*Directive*. Your task is to count the lines of the entries below that include the word "title" and to give only the resulting number.

*Data rows*.
---

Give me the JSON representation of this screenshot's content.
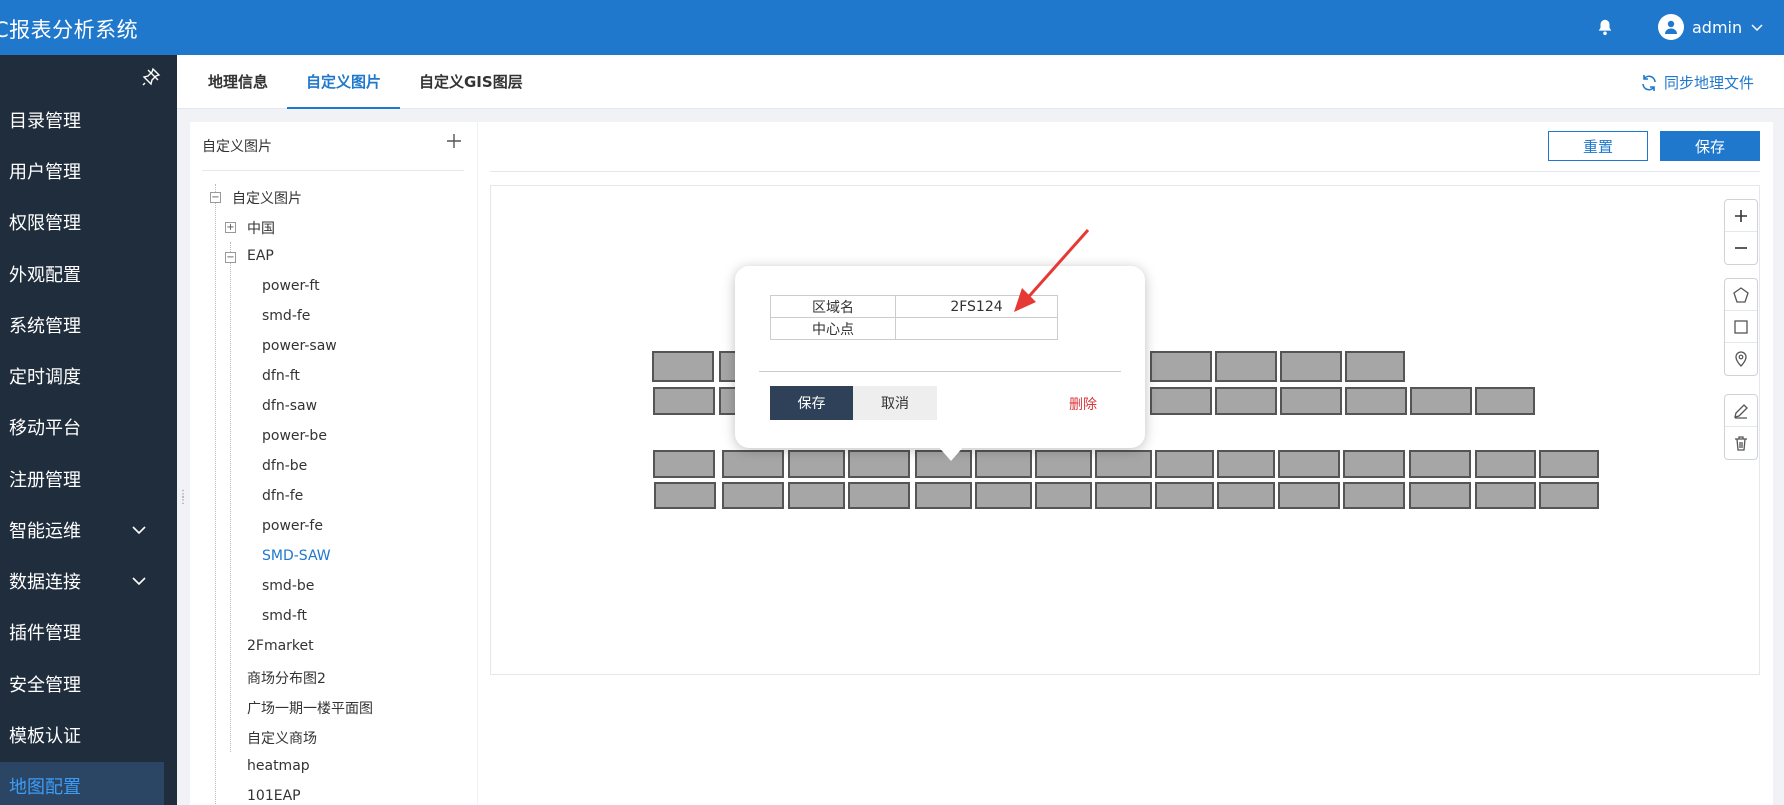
{
  "header": {
    "title": "C报表分析系统",
    "user": "admin"
  },
  "sidebar": {
    "items": [
      {
        "label": "目录管理"
      },
      {
        "label": "用户管理"
      },
      {
        "label": "权限管理"
      },
      {
        "label": "外观配置"
      },
      {
        "label": "系统管理"
      },
      {
        "label": "定时调度"
      },
      {
        "label": "移动平台"
      },
      {
        "label": "注册管理"
      },
      {
        "label": "智能运维"
      },
      {
        "label": "数据连接"
      },
      {
        "label": "插件管理"
      },
      {
        "label": "安全管理"
      },
      {
        "label": "模板认证"
      },
      {
        "label": "地图配置"
      }
    ],
    "active_index": 13
  },
  "tabs": [
    {
      "label": "地理信息"
    },
    {
      "label": "自定义图片"
    },
    {
      "label": "自定义GIS图层"
    }
  ],
  "sync_label": "同步地理文件",
  "tree": {
    "header": "自定义图片",
    "root": "自定义图片",
    "nodes": {
      "china": "中国",
      "eap": "EAP",
      "eap_children": [
        "power-ft",
        "smd-fe",
        "power-saw",
        "dfn-ft",
        "dfn-saw",
        "power-be",
        "dfn-be",
        "dfn-fe",
        "power-fe",
        "SMD-SAW",
        "smd-be",
        "smd-ft"
      ],
      "others": [
        "2Fmarket",
        "商场分布图2",
        "广场一期一楼平面图",
        "自定义商场",
        "heatmap",
        "101EAP"
      ]
    },
    "selected": "SMD-SAW"
  },
  "toolbar": {
    "reset_label": "重置",
    "save_label": "保存"
  },
  "popup": {
    "region_key": "区域名",
    "region_value": "2FS124",
    "center_key": "中心点",
    "center_value": "",
    "save_label": "保存",
    "cancel_label": "取消",
    "delete_label": "删除"
  },
  "colors": {
    "brand": "#1f78cc",
    "sidebar_bg": "#1f2d3d",
    "delete": "#d9363e",
    "cell_fill": "#a6a6a6"
  }
}
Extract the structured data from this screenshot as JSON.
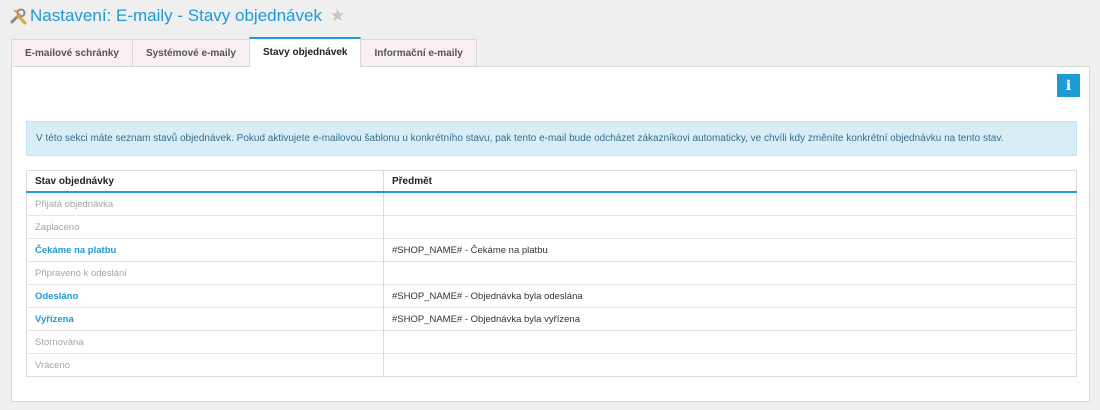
{
  "header": {
    "title": "Nastavení: E-maily - Stavy objednávek",
    "icon": "tools-icon",
    "favorite_icon": "star-icon"
  },
  "tabs": [
    {
      "label": "E-mailové schránky",
      "active": false
    },
    {
      "label": "Systémové e-maily",
      "active": false
    },
    {
      "label": "Stavy objednávek",
      "active": true
    },
    {
      "label": "Informační e-maily",
      "active": false
    }
  ],
  "info_button": {
    "icon": "info-icon",
    "glyph": "i"
  },
  "alert": {
    "text": "V této sekci máte seznam stavů objednávek. Pokud aktivujete e-mailovou šablonu u konkrétního stavu, pak tento e-mail bude odcházet zákazníkovi automaticky, ve chvíli kdy změníte konkrétní objednávku na tento stav."
  },
  "table": {
    "headers": {
      "state": "Stav objednávky",
      "subject": "Předmět"
    },
    "rows": [
      {
        "state": "Přijatá objednávka",
        "subject": ""
      },
      {
        "state": "Zaplaceno",
        "subject": ""
      },
      {
        "state": "Čekáme na platbu",
        "subject": "#SHOP_NAME# - Čekáme na platbu"
      },
      {
        "state": "Připraveno k odeslání",
        "subject": ""
      },
      {
        "state": "Odesláno",
        "subject": "#SHOP_NAME# - Objednávka byla odeslána"
      },
      {
        "state": "Vyřízena",
        "subject": "#SHOP_NAME# - Objednávka byla vyřízena"
      },
      {
        "state": "Stornována",
        "subject": ""
      },
      {
        "state": "Vráceno",
        "subject": ""
      }
    ]
  },
  "colors": {
    "accent": "#1e9ad6",
    "muted": "#a5a5a5",
    "alert_bg": "#d9edf7"
  }
}
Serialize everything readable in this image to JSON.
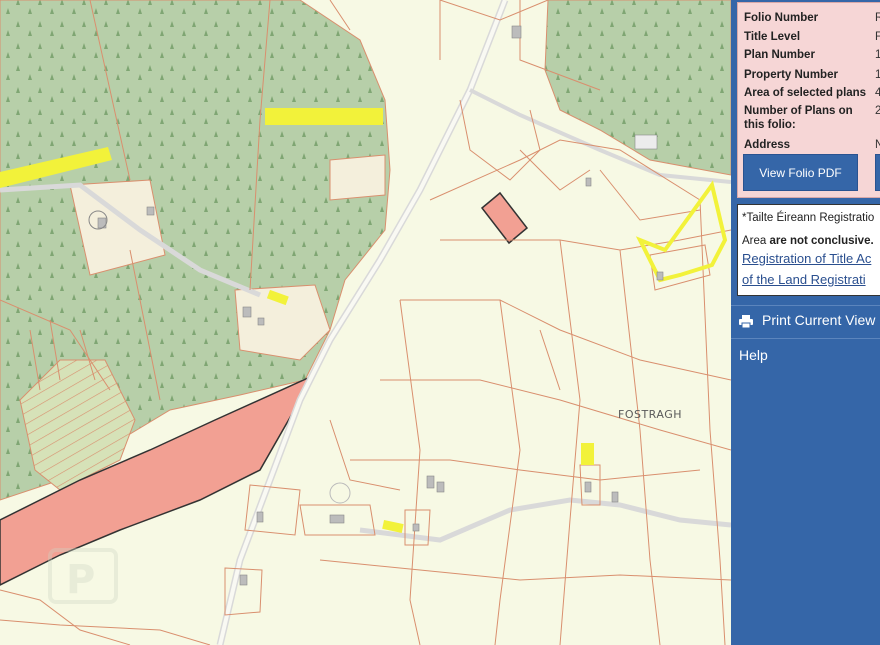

---

*Full answer*. 2